Exercise instructions: Write out all lines holding the word "xlabel".
-- Start of Records provided --
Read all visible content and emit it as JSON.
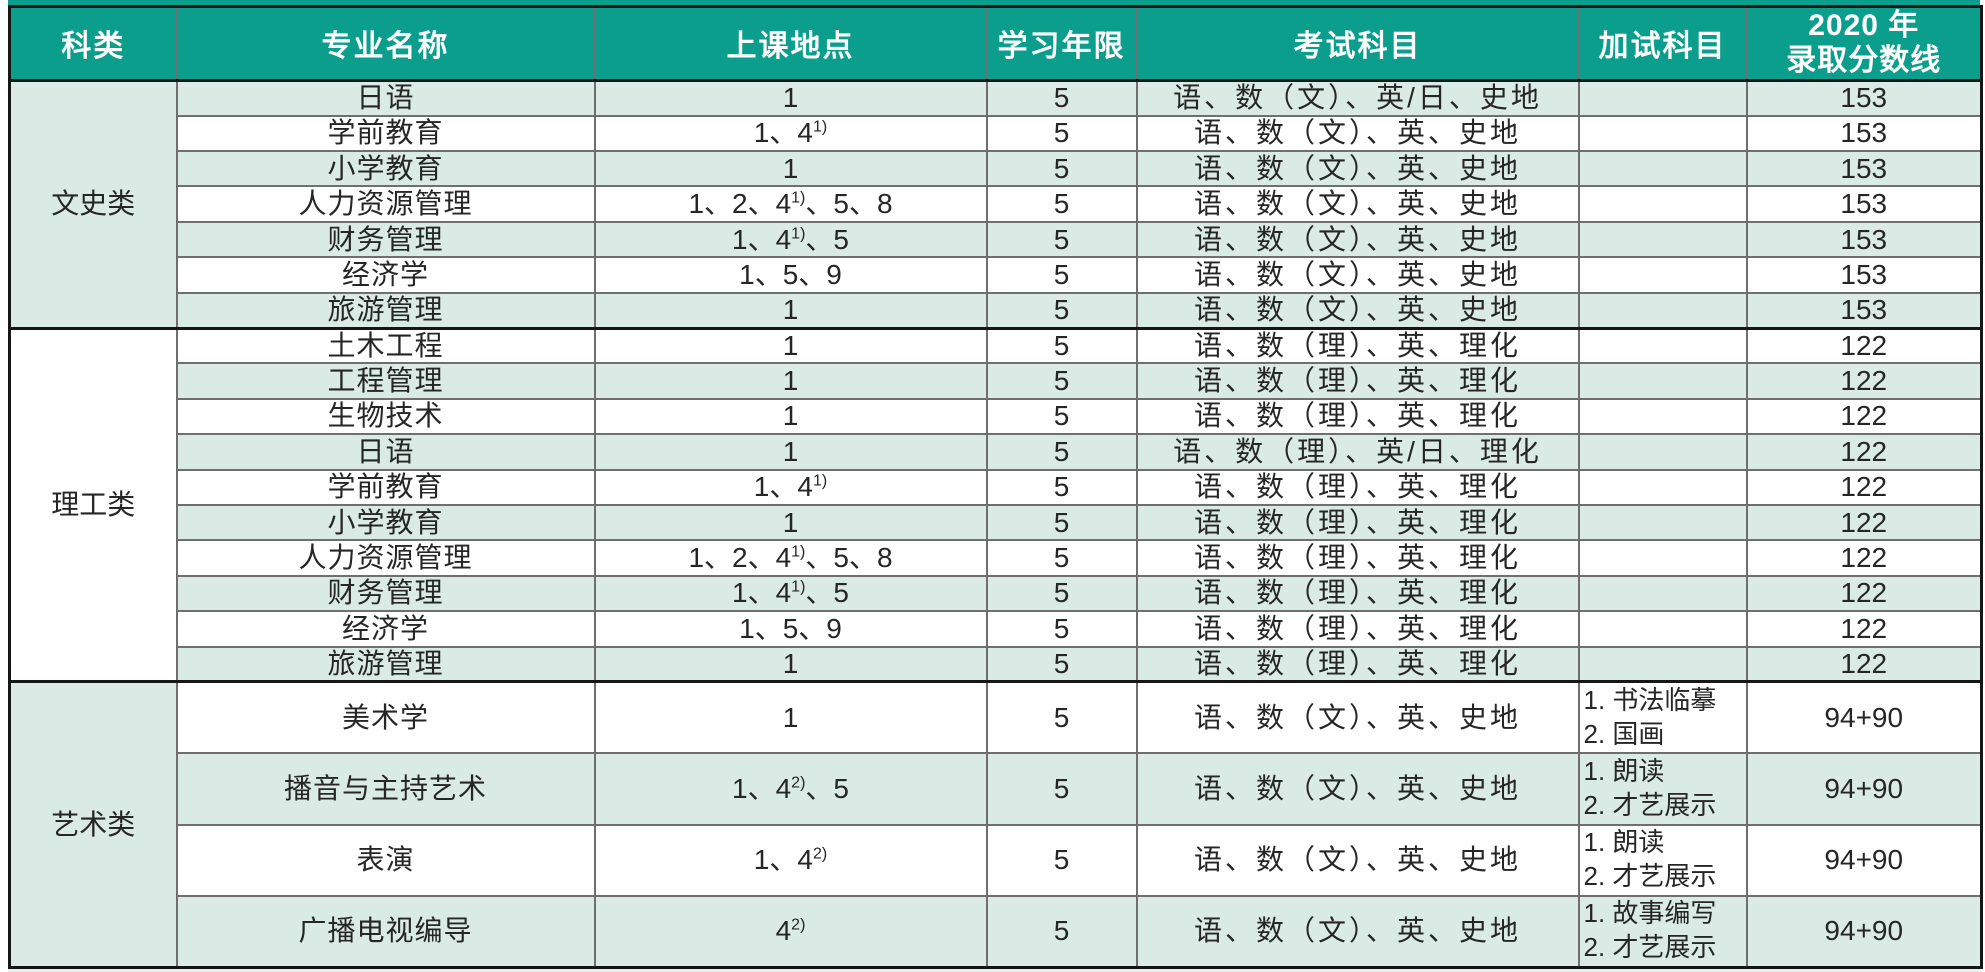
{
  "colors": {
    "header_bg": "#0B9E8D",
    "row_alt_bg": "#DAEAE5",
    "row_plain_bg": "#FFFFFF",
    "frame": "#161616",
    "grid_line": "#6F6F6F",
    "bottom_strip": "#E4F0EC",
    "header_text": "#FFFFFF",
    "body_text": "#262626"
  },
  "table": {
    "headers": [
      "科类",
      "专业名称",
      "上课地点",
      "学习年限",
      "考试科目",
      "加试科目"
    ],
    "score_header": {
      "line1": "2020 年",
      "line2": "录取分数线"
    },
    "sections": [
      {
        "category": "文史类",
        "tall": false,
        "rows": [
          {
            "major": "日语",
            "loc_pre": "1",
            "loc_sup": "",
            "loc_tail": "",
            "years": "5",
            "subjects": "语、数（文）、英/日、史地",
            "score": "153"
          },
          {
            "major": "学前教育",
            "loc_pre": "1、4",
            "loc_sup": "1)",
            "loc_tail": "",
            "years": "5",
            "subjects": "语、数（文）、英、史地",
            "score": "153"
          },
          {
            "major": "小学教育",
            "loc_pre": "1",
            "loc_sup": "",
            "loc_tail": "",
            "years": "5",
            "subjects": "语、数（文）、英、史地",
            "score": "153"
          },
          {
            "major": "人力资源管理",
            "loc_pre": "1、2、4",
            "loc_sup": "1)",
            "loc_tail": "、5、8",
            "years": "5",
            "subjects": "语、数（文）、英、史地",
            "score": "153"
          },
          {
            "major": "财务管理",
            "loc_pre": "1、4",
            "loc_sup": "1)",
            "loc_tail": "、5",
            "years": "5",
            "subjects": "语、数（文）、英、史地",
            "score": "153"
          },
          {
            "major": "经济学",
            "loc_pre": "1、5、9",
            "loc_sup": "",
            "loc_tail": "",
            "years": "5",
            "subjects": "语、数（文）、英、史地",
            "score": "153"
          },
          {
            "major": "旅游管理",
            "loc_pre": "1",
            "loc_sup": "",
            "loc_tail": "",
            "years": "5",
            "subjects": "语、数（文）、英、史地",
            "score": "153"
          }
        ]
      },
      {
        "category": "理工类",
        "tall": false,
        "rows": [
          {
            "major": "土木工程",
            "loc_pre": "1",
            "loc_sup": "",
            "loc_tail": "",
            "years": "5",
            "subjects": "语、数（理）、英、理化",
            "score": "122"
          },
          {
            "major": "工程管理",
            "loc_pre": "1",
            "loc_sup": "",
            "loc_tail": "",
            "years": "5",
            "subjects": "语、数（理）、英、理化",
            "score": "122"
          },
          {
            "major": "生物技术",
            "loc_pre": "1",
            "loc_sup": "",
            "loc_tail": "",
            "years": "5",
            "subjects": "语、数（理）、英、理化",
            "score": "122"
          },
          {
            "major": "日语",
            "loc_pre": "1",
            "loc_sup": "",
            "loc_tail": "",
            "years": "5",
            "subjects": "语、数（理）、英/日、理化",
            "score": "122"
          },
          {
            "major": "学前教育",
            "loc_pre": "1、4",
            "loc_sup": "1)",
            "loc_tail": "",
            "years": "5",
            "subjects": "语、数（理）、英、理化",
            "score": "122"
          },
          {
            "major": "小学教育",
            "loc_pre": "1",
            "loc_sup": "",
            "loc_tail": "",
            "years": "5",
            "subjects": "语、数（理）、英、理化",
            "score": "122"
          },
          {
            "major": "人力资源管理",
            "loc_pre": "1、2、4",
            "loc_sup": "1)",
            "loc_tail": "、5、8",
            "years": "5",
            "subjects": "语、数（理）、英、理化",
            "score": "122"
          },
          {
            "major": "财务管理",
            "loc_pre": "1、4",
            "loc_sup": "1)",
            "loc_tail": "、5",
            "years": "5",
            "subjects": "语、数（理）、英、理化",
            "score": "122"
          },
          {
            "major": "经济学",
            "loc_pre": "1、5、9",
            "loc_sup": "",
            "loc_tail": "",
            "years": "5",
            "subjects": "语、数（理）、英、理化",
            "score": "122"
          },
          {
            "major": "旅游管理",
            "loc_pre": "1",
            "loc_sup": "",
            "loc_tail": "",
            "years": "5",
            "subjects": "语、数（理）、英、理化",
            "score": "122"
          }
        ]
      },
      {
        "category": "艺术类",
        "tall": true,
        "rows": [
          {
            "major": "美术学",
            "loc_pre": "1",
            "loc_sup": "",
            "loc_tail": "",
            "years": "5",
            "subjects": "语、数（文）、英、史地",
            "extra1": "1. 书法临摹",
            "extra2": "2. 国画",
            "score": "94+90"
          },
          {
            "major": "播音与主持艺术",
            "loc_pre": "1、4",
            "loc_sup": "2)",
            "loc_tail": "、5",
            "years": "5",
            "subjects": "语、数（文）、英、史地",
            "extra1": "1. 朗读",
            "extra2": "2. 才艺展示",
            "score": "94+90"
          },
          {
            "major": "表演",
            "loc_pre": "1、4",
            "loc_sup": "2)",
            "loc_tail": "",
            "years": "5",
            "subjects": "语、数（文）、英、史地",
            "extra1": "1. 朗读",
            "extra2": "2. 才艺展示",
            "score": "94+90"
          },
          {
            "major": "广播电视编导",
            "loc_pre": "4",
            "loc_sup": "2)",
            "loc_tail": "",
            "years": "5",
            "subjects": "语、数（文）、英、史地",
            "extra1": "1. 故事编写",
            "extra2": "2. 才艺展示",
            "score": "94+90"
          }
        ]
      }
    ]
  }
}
-- End of Records provided --
-- Start of Records provided --
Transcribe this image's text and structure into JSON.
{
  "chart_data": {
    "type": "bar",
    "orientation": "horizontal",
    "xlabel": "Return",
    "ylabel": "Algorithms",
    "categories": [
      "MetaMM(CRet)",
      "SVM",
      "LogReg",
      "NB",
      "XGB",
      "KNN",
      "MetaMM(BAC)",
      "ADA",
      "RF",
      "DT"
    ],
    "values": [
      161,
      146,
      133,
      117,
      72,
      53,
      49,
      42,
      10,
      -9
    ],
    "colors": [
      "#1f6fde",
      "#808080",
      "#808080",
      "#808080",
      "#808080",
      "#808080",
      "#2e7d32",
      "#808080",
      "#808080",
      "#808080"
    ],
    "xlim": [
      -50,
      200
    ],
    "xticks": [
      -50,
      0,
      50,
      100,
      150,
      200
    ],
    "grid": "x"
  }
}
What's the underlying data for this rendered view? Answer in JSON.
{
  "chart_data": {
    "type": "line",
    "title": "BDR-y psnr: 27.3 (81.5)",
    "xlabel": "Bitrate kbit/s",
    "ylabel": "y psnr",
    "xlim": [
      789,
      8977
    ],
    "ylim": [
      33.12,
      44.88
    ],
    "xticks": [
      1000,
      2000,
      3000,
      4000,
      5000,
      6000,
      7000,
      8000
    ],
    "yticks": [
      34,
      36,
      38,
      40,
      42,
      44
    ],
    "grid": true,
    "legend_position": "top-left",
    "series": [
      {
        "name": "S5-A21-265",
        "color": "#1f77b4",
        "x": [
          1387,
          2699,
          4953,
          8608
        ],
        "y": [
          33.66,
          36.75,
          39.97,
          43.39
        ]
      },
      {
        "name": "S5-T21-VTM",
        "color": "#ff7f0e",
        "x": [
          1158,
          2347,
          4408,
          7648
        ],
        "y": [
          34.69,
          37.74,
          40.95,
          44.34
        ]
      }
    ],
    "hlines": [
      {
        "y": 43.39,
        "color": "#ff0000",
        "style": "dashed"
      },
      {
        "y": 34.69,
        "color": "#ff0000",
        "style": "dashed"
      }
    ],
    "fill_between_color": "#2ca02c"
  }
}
-- End of Records provided --
Solved problem:
    "xlabel": "Return",
    "xlabel": "Bitrate kbit/s",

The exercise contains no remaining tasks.